Written instruction:
Give back each entry unchanged, minus pictures.

Data lines:
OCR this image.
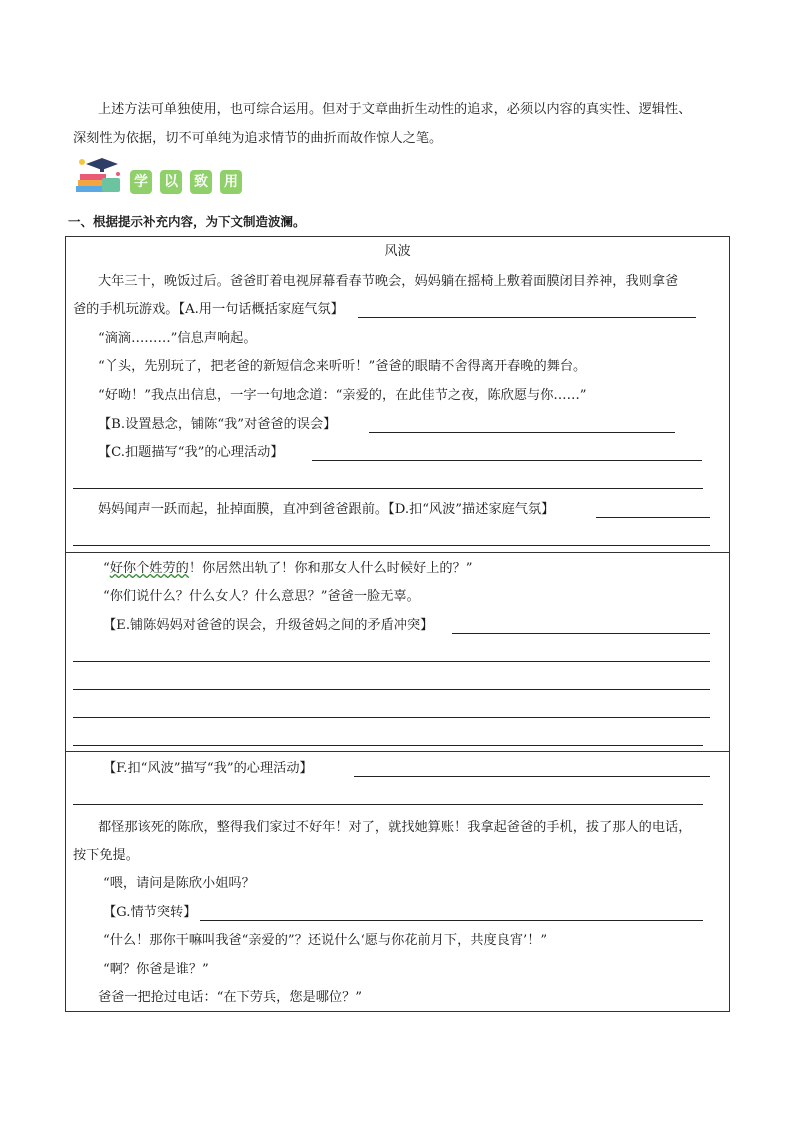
上述方法可单独使用，也可综合运用。但对于文章曲折生动性的追求，必须以内容的真实性、逻辑性、
深刻性为依据，切不可单纯为追求情节的曲折而故作惊人之笔。
学 以 致 用
一、根据提示补充内容，为下文制造波澜。
风波
大年三十，晚饭过后。爸爸盯着电视屏幕看春节晚会，妈妈躺在摇椅上敷着面膜闭目养神，我则拿爸
爸的手机玩游戏。【A.用一句话概括家庭气氛】
“滴滴………”信息声响起。
“丫头，先别玩了，把老爸的新短信念来听听！”爸爸的眼睛不舍得离开春晚的舞台。
“好呦！”我点出信息，一字一句地念道：“亲爱的，在此佳节之夜，陈欣愿与你……”
【B.设置悬念，铺陈“我”对爸爸的误会】
【C.扣题描写“我”的心理活动】
妈妈闻声一跃而起，扯掉面膜，直冲到爸爸跟前。【D.扣“风波”描述家庭气氛】
“好你个姓劳的！你居然出轨了！你和那女人什么时候好上的？”
“你们说什么？什么女人？什么意思？”爸爸一脸无辜。
【E.铺陈妈妈对爸爸的误会，升级爸妈之间的矛盾冲突】
【F.扣“风波”描写“我”的心理活动】
都怪那该死的陈欣，整得我们家过不好年！对了，就找她算账！我拿起爸爸的手机，拔了那人的电话，
按下免提。
“喂，请问是陈欣小姐吗？
【G.情节突转】
“什么！那你干嘛叫我爸“亲爱的”？还说什么‘愿与你花前月下，共度良宵’！”
“啊？你爸是谁？”
爸爸一把抢过电话：“在下劳兵，您是哪位？”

Solution for this exercise:
OCR this image.
上述方法可单独使用，也可综合运用。但对于文章曲折生动性的追求，必须以内容的真实性、逻辑性、
深刻性为依据，切不可单纯为追求情节的曲折而故作惊人之笔。
学 以 致 用
一、根据提示补充内容，为下文制造波澜。
风波
大年三十，晚饭过后。爸爸盯着电视屏幕看春节晚会，妈妈躺在摇椅上敷着面膜闭目养神，我则拿爸
爸的手机玩游戏。【A.用一句话概括家庭气氛】
“滴滴………”信息声响起。
“丫头，先别玩了，把老爸的新短信念来听听！”爸爸的眼睛不舍得离开春晚的舞台。
“好呦！”我点出信息，一字一句地念道：“亲爱的，在此佳节之夜，陈欣愿与你……”
【B.设置悬念，铺陈“我”对爸爸的误会】
【C.扣题描写“我”的心理活动】
妈妈闻声一跃而起，扯掉面膜，直冲到爸爸跟前。【D.扣“风波”描述家庭气氛】
“好你个姓劳的！你居然出轨了！你和那女人什么时候好上的？”
“你们说什么？什么女人？什么意思？”爸爸一脸无辜。
【E.铺陈妈妈对爸爸的误会，升级爸妈之间的矛盾冲突】
【F.扣“风波”描写“我”的心理活动】
都怪那该死的陈欣，整得我们家过不好年！对了，就找她算账！我拿起爸爸的手机，拔了那人的电话，
按下免提。
“喂，请问是陈欣小姐吗？
【G.情节突转】
“什么！那你干嘛叫我爸“亲爱的”？还说什么‘愿与你花前月下，共度良宵’！”
“啊？你爸是谁？”
爸爸一把抢过电话：“在下劳兵，您是哪位？”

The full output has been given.